§ **Text extract**:
Effective management of oxygen during winemaking can help create diverse wine styles. Oxygen exposure can be readily modulated throughout the winemaking process and a range of approaches are available to manage it. However, many of these are not based on scientific knowledge of their effects on fermentation and wine style, or are not underpinned by a clear and holistic understanding of the benefits and financial impacts across the entire wine production chain.

The aim of this project was to establish the impact of early use of oxygen at crushing or during fermentation on wine style, and on the efficiency of malolactic fermentation, using both model systems and pilot-scale fermentations. In addressing these questions this research also improved understanding of how oxygen management during processing and fermentation impacts on fermentation efficiency and fast track ageing of wine. Adoption of the outcomes from this research represent a significant opportunity for the Australian wine sector to manage oxygen exposure effectively, enhance stylistic diversity, improve fermentation efficiency and reduce costs derived from excessively reductive handling of wines.

Five pilot-scale vintage trials and numerous controlled laboratory experiments were carried out during this investment period. In parallel, several industry partners trialled the use of air additions at small, medium and large-scale wineries across the country.

The benefits of adding sizeable amounts of oxygen to red ferments include a reduction in the need for adding nitrogen supplements (a significant cost saving in itself) and prevention of low levels of sulfidic off-odours, thus bringing bright fruit characters to the forefront of the wine bouquet. In addition, softening of tannins during fermentation may reduce maturation time before bottling and make the wine available for market several months earlier.

§ **What is asked**:
Carry on the text about oxygen management in winemaking from the point where it stops. The entries that come next are separate material and have no connection to the text on oxygen management in winemaking.

§ **Records**:
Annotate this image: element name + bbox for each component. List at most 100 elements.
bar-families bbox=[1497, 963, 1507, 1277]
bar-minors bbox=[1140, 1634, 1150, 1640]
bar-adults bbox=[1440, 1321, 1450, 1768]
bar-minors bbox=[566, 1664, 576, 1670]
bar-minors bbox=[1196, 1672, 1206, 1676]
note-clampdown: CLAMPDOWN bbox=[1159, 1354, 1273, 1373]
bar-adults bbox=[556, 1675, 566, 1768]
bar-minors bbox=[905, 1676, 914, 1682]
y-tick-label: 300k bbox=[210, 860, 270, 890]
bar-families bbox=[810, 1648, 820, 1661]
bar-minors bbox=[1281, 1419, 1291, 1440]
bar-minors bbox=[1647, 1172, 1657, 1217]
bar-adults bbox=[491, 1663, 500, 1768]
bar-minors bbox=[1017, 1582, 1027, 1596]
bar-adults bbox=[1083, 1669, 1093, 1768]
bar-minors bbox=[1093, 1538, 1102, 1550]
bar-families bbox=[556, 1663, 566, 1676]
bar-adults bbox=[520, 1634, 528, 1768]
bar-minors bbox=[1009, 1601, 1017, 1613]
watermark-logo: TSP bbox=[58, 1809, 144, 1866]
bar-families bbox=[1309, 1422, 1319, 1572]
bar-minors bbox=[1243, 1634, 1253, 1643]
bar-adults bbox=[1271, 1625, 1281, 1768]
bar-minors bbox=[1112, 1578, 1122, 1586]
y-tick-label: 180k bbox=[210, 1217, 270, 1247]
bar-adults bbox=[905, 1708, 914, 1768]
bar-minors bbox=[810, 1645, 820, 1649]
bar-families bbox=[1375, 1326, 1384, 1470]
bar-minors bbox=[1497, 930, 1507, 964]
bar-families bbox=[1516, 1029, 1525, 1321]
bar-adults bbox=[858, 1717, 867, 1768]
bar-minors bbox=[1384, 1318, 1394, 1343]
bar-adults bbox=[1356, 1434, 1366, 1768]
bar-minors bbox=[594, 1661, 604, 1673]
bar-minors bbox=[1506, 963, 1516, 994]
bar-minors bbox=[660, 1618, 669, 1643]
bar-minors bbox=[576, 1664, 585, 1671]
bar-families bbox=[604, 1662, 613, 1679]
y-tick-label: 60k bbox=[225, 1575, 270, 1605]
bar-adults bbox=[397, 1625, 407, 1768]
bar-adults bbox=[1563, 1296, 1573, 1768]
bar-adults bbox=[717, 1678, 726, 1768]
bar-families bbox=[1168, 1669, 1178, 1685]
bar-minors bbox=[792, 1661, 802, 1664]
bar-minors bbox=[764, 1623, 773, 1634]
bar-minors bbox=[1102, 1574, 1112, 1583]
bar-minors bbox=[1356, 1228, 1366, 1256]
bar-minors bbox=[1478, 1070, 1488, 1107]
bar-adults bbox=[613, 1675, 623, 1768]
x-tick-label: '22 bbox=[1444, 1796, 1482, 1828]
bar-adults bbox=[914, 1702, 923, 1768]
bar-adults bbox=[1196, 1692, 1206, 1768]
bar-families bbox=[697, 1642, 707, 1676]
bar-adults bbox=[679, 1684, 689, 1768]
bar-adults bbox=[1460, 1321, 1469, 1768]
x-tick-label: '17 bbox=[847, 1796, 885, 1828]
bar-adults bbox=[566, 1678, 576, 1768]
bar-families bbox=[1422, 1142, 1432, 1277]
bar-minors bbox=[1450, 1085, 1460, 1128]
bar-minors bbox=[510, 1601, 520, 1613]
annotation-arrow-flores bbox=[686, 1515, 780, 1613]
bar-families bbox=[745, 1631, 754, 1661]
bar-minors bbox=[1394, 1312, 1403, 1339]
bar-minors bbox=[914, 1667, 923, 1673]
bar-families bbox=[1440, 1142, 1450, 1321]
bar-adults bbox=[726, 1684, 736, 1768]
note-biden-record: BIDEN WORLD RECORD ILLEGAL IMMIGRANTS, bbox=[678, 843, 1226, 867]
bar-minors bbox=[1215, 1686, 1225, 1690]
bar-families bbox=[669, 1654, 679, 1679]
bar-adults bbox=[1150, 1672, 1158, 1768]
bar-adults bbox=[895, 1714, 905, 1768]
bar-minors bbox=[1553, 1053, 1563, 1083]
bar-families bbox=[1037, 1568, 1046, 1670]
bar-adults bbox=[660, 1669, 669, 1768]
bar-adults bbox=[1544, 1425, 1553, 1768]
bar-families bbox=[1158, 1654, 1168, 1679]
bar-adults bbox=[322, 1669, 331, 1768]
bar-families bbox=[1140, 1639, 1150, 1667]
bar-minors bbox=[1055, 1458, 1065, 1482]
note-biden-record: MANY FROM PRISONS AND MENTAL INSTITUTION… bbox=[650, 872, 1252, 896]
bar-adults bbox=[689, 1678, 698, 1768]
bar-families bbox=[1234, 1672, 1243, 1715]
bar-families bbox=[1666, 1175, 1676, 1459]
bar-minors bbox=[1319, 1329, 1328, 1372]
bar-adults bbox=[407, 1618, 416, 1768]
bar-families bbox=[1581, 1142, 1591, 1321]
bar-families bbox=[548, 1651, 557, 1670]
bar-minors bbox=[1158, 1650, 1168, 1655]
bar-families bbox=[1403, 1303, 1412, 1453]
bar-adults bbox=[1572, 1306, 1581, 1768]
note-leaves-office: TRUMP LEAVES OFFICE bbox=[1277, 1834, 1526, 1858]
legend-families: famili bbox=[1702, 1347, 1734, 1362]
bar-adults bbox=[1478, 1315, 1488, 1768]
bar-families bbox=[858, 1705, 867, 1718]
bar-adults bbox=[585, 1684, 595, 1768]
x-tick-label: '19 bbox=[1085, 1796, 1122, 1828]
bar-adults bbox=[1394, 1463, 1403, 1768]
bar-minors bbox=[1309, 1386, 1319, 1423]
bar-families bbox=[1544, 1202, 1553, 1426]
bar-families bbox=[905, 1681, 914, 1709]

§ **Reply to the exercise**:
In white winemaking, the research showed that oxygen additions can increase fermentation efficiency without having negative effects on sensory outcomes. This kinetic rather than stylistic effect could have a major impact on the efficiency of fermentation by allowing a wine to finish fermentation several days earlier than normal while maintaining style through unaltered fermentation temperatures. This is a particularly valuable outcome considering the growing need to manage fermentations in compressed vintages.

Summary

Effective management of oxygen during winemaking can help create diverse styles that are attractive to a range of different consumers. Many approaches to oxygen management are currently practised and oxygen management has predominantly been focused on: post-fermentation treatments; management during bottling; and the effects of closure selection on post-bottling development. However, the effects of oxygen management during the process of winemaking (from crushing through fermentation) are not well understood. The limited information at hand is mostly about the management of fermentation efficiency and reliability. Oxygen exposure is a valuable and readily available management option throughout the winemaking process and many practical approaches are available to manage it. However, many of these are not based on scientific knowledge of their effects on wine style, or are not underpinned by a clear and holistic understanding of the benefits and financial impacts across the entire wine production chain. For example, managing oxygen exposure at crushing and juice stage may be very capital-intensive and expensive (e.g. inert crushers), whereas management during fermentation can be achieved with modest capital modifications.

The aim of this project was to establish the impact of early use of oxygen at crushing or during fermentation on wine style, and on the efficiency of malolactic fermentation using both model systems and pilot-scale fermentations. These are critical to delivering the best quality product possible. Questions at the outset of this project included: how much oxygen (O2) gets into juice through production? What does juice exposure to oxygen do to final wine style/composition? What does oxygen exposure during fermentation do to wine style? Can oxygen measurement be improved during winemaking or can markers for exposure be found?

This project focused on influencing fermentation efficiency and/or wine style through management of oxygen during winemaking. Five pilot-scale vintage trials and numerous controlled laboratory experiments were carried out during this investment period. In parallel, several industry partners have trialled the use of air additions at small, medium and large-scale wineries across the country.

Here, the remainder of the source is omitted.